— start —

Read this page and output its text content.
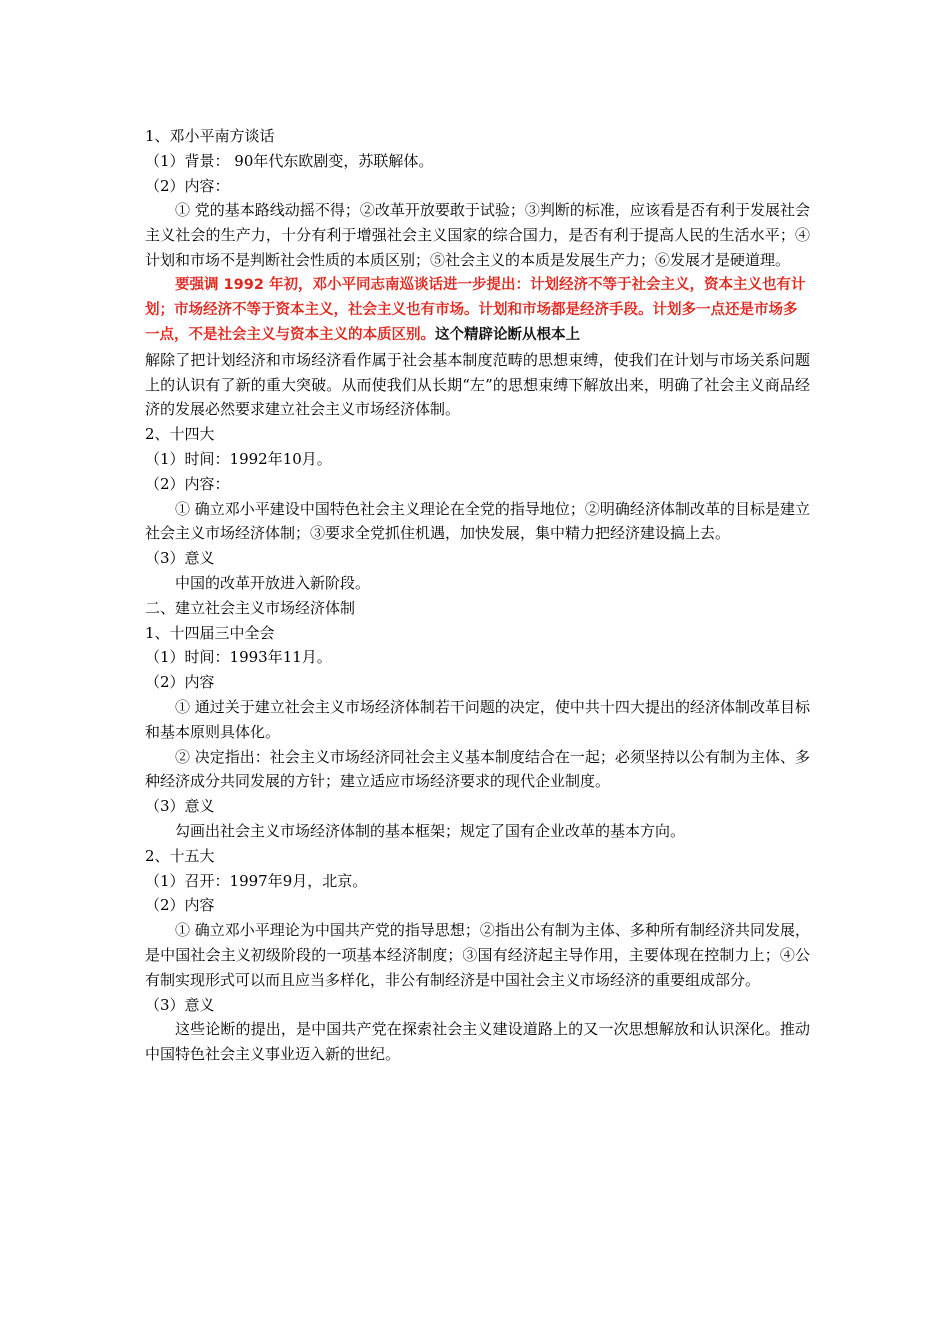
1、邓小平南方谈话

（1）背景： 90年代东欧剧变，苏联解体。

（2）内容：

① 党的基本路线动摇不得；②改革开放要敢于试验；③判断的标准，应该看是否有利于发展社会主义社会的生产力，十分有利于增强社会主义国家的综合国力，是否有利于提高人民的生活水平；④计划和市场不是判断社会性质的本质区别；⑤社会主义的本质是发展生产力；⑥发展才是硬道理。

要强调 1992 年初，邓小平同志南巡谈话进一步提出：计划经济不等于社会主义，资本主义也有计划；市场经济不等于资本主义，社会主义也有市场。计划和市场都是经济手段。计划多一点还是市场多一点，不是社会主义与资本主义的本质区别。这个精辟论断从根本上

解除了把计划经济和市场经济看作属于社会基本制度范畴的思想束缚，使我们在计划与市场关系问题上的认识有了新的重大突破。从而使我们从长期“左”的思想束缚下解放出来，明确了社会主义商品经济的发展必然要求建立社会主义市场经济体制。

2、十四大

（1）时间：1992年10月。

（2）内容：

① 确立邓小平建设中国特色社会主义理论在全党的指导地位；②明确经济体制改革的目标是建立社会主义市场经济体制；③要求全党抓住机遇，加快发展，集中精力把经济建设搞上去。

（3）意义

中国的改革开放进入新阶段。

二、建立社会主义市场经济体制

1、十四届三中全会

（1）时间：1993年11月。

（2）内容

① 通过关于建立社会主义市场经济体制若干问题的决定，使中共十四大提出的经济体制改革目标和基本原则具体化。

② 决定指出：社会主义市场经济同社会主义基本制度结合在一起；必须坚持以公有制为主体、多种经济成分共同发展的方针；建立适应市场经济要求的现代企业制度。

（3）意义

勾画出社会主义市场经济体制的基本框架；规定了国有企业改革的基本方向。

2、十五大

（1）召开：1997年9月，北京。

（2）内容

① 确立邓小平理论为中国共产党的指导思想；②指出公有制为主体、多种所有制经济共同发展，是中国社会主义初级阶段的一项基本经济制度；③国有经济起主导作用，主要体现在控制力上；④公有制实现形式可以而且应当多样化，非公有制经济是中国社会主义市场经济的重要组成部分。

（3）意义

这些论断的提出，是中国共产党在探索社会主义建设道路上的又一次思想解放和认识深化。推动中国特色社会主义事业迈入新的世纪。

— end —

Reproduce the entries exactly. Do not carry over any picture.

• [TASK RESPONSE]
Read this page and output its text content.
1、邓小平南方谈话

（1）背景： 90年代东欧剧变，苏联解体。

（2）内容：

① 党的基本路线动摇不得；②改革开放要敢于试验；③判断的标准，应该看是否有利于发展社会主义社会的生产力，十分有利于增强社会主义国家的综合国力，是否有利于提高人民的生活水平；④计划和市场不是判断社会性质的本质区别；⑤社会主义的本质是发展生产力；⑥发展才是硬道理。

要强调 1992 年初，邓小平同志南巡谈话进一步提出：计划经济不等于社会主义，资本主义也有计划；市场经济不等于资本主义，社会主义也有市场。计划和市场都是经济手段。计划多一点还是市场多一点，不是社会主义与资本主义的本质区别。这个精辟论断从根本上

解除了把计划经济和市场经济看作属于社会基本制度范畴的思想束缚，使我们在计划与市场关系问题上的认识有了新的重大突破。从而使我们从长期“左”的思想束缚下解放出来，明确了社会主义商品经济的发展必然要求建立社会主义市场经济体制。

2、十四大

（1）时间：1992年10月。

（2）内容：

① 确立邓小平建设中国特色社会主义理论在全党的指导地位；②明确经济体制改革的目标是建立社会主义市场经济体制；③要求全党抓住机遇，加快发展，集中精力把经济建设搞上去。

（3）意义

中国的改革开放进入新阶段。

二、建立社会主义市场经济体制

1、十四届三中全会

（1）时间：1993年11月。

（2）内容

① 通过关于建立社会主义市场经济体制若干问题的决定，使中共十四大提出的经济体制改革目标和基本原则具体化。

② 决定指出：社会主义市场经济同社会主义基本制度结合在一起；必须坚持以公有制为主体、多种经济成分共同发展的方针；建立适应市场经济要求的现代企业制度。

（3）意义

勾画出社会主义市场经济体制的基本框架；规定了国有企业改革的基本方向。

2、十五大

（1）召开：1997年9月，北京。

（2）内容

① 确立邓小平理论为中国共产党的指导思想；②指出公有制为主体、多种所有制经济共同发展，是中国社会主义初级阶段的一项基本经济制度；③国有经济起主导作用，主要体现在控制力上；④公有制实现形式可以而且应当多样化，非公有制经济是中国社会主义市场经济的重要组成部分。

（3）意义

这些论断的提出，是中国共产党在探索社会主义建设道路上的又一次思想解放和认识深化。推动中国特色社会主义事业迈入新的世纪。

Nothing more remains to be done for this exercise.